Rows from a dataset:
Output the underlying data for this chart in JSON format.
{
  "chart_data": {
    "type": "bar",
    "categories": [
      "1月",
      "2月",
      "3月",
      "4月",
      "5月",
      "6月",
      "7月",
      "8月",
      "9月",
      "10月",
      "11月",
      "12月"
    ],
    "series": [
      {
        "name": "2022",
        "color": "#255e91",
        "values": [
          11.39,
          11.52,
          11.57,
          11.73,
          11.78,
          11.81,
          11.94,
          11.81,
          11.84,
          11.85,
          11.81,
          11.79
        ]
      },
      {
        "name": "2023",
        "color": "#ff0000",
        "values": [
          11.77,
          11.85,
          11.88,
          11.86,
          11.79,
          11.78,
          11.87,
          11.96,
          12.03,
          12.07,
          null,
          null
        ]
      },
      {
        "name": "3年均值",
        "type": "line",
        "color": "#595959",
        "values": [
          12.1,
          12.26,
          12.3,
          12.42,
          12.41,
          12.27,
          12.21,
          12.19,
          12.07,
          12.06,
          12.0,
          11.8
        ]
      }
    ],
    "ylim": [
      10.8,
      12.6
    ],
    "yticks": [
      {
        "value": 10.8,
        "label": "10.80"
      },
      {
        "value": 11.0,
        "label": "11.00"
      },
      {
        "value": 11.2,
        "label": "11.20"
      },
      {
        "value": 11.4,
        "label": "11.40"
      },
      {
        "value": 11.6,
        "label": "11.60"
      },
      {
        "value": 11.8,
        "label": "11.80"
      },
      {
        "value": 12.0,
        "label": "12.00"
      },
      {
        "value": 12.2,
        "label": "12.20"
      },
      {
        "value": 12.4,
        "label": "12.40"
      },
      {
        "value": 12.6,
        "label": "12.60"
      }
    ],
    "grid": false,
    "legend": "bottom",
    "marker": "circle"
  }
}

Task objective
Repeat every line of the material exactly as given.

Output of the exercise
Output the underlying data for this chart in JSON format.
{
  "chart_data": {
    "type": "bar",
    "categories": [
      "1月",
      "2月",
      "3月",
      "4月",
      "5月",
      "6月",
      "7月",
      "8月",
      "9月",
      "10月",
      "11月",
      "12月"
    ],
    "series": [
      {
        "name": "2022",
        "color": "#255e91",
        "values": [
          11.39,
          11.52,
          11.57,
          11.73,
          11.78,
          11.81,
          11.94,
          11.81,
          11.84,
          11.85,
          11.81,
          11.79
        ]
      },
      {
        "name": "2023",
        "color": "#ff0000",
        "values": [
          11.77,
          11.85,
          11.88,
          11.86,
          11.79,
          11.78,
          11.87,
          11.96,
          12.03,
          12.07,
          null,
          null
        ]
      },
      {
        "name": "3年均值",
        "type": "line",
        "color": "#595959",
        "values": [
          12.1,
          12.26,
          12.3,
          12.42,
          12.41,
          12.27,
          12.21,
          12.19,
          12.07,
          12.06,
          12.0,
          11.8
        ]
      }
    ],
    "ylim": [
      10.8,
      12.6
    ],
    "yticks": [
      {
        "value": 10.8,
        "label": "10.80"
      },
      {
        "value": 11.0,
        "label": "11.00"
      },
      {
        "value": 11.2,
        "label": "11.20"
      },
      {
        "value": 11.4,
        "label": "11.40"
      },
      {
        "value": 11.6,
        "label": "11.60"
      },
      {
        "value": 11.8,
        "label": "11.80"
      },
      {
        "value": 12.0,
        "label": "12.00"
      },
      {
        "value": 12.2,
        "label": "12.20"
      },
      {
        "value": 12.4,
        "label": "12.40"
      },
      {
        "value": 12.6,
        "label": "12.60"
      }
    ],
    "grid": false,
    "legend": "bottom",
    "marker": "circle"
  }
}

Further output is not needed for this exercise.